# START OF Material provided

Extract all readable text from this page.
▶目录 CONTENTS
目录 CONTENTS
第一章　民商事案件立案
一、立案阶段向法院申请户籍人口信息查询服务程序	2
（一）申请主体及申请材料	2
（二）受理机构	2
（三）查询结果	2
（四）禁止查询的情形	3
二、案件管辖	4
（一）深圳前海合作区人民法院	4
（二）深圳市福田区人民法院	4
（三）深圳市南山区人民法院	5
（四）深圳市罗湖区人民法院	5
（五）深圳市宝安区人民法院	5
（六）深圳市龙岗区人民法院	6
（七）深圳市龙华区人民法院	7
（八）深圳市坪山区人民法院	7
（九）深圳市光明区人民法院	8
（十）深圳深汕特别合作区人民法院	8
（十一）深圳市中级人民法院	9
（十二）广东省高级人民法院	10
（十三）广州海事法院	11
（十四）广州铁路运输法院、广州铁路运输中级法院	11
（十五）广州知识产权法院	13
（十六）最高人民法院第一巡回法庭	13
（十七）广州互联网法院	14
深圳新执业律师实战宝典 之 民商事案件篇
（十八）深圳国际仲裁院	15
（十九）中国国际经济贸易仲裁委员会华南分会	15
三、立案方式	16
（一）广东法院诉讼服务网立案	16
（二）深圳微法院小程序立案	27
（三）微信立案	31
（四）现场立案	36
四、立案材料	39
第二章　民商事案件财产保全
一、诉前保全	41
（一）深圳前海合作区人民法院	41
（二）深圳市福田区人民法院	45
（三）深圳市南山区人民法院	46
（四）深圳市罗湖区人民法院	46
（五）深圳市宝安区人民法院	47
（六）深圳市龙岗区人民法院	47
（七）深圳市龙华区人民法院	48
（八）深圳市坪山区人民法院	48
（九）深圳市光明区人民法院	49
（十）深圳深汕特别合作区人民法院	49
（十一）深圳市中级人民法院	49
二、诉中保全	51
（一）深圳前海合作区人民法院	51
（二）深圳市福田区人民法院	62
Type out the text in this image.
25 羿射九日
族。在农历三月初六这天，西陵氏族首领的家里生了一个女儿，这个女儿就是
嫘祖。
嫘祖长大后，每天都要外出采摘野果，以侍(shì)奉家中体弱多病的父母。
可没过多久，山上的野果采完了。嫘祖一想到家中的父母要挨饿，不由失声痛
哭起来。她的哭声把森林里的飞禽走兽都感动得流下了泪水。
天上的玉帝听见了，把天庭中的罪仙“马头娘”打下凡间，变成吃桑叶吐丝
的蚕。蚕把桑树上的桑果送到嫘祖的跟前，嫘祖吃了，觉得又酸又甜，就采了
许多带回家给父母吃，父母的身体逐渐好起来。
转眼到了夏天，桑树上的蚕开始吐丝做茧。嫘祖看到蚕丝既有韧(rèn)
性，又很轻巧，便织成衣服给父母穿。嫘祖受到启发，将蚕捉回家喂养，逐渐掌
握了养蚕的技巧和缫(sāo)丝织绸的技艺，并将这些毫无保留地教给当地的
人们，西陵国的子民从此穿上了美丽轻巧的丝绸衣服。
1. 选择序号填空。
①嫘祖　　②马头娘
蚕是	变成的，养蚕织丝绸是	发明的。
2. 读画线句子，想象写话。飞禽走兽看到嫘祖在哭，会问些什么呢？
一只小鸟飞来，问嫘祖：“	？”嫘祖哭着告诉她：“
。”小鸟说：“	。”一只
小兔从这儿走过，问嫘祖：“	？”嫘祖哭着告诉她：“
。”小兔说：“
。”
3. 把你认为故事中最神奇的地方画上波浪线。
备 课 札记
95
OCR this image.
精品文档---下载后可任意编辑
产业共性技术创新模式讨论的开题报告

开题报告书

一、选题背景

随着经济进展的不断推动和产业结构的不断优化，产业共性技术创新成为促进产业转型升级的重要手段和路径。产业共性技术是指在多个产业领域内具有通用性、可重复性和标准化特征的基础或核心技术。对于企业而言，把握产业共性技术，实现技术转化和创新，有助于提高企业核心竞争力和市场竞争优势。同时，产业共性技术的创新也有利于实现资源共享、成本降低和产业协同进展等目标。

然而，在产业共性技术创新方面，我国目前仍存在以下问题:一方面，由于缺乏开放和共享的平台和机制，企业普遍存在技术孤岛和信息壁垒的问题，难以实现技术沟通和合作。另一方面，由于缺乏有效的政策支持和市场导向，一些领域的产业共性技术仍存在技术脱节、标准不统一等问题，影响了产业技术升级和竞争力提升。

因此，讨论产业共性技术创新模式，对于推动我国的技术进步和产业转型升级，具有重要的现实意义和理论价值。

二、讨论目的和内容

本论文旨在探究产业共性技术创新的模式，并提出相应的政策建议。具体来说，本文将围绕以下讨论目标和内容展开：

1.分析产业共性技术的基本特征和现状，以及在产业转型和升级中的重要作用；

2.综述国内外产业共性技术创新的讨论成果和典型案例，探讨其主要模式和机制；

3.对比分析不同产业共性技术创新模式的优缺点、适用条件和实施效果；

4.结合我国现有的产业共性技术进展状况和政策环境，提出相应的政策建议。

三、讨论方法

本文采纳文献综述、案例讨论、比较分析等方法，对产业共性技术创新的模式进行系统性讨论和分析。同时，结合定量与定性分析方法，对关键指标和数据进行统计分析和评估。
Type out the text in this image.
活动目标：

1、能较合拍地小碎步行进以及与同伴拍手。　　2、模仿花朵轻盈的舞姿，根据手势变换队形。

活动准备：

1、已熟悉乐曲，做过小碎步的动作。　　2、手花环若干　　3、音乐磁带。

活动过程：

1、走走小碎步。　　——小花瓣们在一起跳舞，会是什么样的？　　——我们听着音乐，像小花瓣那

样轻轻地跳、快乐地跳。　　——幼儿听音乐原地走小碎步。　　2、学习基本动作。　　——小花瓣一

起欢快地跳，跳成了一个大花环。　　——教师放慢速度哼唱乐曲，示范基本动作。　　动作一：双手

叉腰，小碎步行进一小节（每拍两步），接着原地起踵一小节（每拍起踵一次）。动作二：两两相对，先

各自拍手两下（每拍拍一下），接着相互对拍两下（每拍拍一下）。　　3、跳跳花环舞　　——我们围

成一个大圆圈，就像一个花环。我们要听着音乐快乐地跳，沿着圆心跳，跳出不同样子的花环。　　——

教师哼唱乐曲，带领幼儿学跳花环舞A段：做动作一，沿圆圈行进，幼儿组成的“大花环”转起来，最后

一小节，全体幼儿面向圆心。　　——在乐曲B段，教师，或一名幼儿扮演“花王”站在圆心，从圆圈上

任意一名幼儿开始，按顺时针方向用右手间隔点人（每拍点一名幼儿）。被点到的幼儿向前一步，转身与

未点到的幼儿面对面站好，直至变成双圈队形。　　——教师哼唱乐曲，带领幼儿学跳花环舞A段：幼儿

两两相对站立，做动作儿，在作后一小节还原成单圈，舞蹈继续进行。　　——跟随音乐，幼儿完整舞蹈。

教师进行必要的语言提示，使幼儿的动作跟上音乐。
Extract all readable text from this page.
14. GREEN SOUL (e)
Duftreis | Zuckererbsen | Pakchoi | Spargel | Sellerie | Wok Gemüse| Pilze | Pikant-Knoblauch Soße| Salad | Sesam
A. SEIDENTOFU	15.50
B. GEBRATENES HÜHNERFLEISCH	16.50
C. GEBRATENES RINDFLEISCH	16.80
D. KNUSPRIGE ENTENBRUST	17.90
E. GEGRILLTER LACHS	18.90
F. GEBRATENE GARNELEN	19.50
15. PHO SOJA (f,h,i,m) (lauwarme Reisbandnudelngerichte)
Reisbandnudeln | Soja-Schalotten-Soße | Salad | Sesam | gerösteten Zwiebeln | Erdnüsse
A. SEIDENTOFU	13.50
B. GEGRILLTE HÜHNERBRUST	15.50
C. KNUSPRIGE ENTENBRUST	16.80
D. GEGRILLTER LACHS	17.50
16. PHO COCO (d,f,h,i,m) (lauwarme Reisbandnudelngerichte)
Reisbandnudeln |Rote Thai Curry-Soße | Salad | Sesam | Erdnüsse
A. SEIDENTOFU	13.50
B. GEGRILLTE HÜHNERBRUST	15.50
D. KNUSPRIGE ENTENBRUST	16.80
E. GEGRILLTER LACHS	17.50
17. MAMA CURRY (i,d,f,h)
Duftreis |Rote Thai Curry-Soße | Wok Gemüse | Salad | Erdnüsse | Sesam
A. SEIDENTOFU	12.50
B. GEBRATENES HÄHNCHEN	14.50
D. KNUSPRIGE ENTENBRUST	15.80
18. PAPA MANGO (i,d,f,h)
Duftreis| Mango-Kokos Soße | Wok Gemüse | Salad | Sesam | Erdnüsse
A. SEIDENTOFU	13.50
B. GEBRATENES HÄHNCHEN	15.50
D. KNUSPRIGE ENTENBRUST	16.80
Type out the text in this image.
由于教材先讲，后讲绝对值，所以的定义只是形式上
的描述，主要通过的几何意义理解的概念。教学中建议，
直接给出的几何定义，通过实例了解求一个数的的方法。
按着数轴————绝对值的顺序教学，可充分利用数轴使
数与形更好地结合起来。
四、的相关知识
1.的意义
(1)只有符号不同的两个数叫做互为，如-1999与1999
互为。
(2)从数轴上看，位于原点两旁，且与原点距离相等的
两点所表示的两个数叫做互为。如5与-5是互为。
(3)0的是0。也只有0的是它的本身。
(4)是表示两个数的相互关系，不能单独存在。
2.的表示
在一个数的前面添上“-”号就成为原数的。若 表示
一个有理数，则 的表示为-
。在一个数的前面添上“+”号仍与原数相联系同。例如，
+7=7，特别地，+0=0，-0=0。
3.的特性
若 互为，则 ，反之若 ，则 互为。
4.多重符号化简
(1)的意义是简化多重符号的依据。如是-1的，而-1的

# END OF Material provided

Your instructions => Scan the entries above. Copy each line that has the string "在一个数的前面添上".

Written response =>
在一个数的前面添上“-”号就成为原数的。若 表示
。在一个数的前面添上“+”号仍与原数相联系同。例如，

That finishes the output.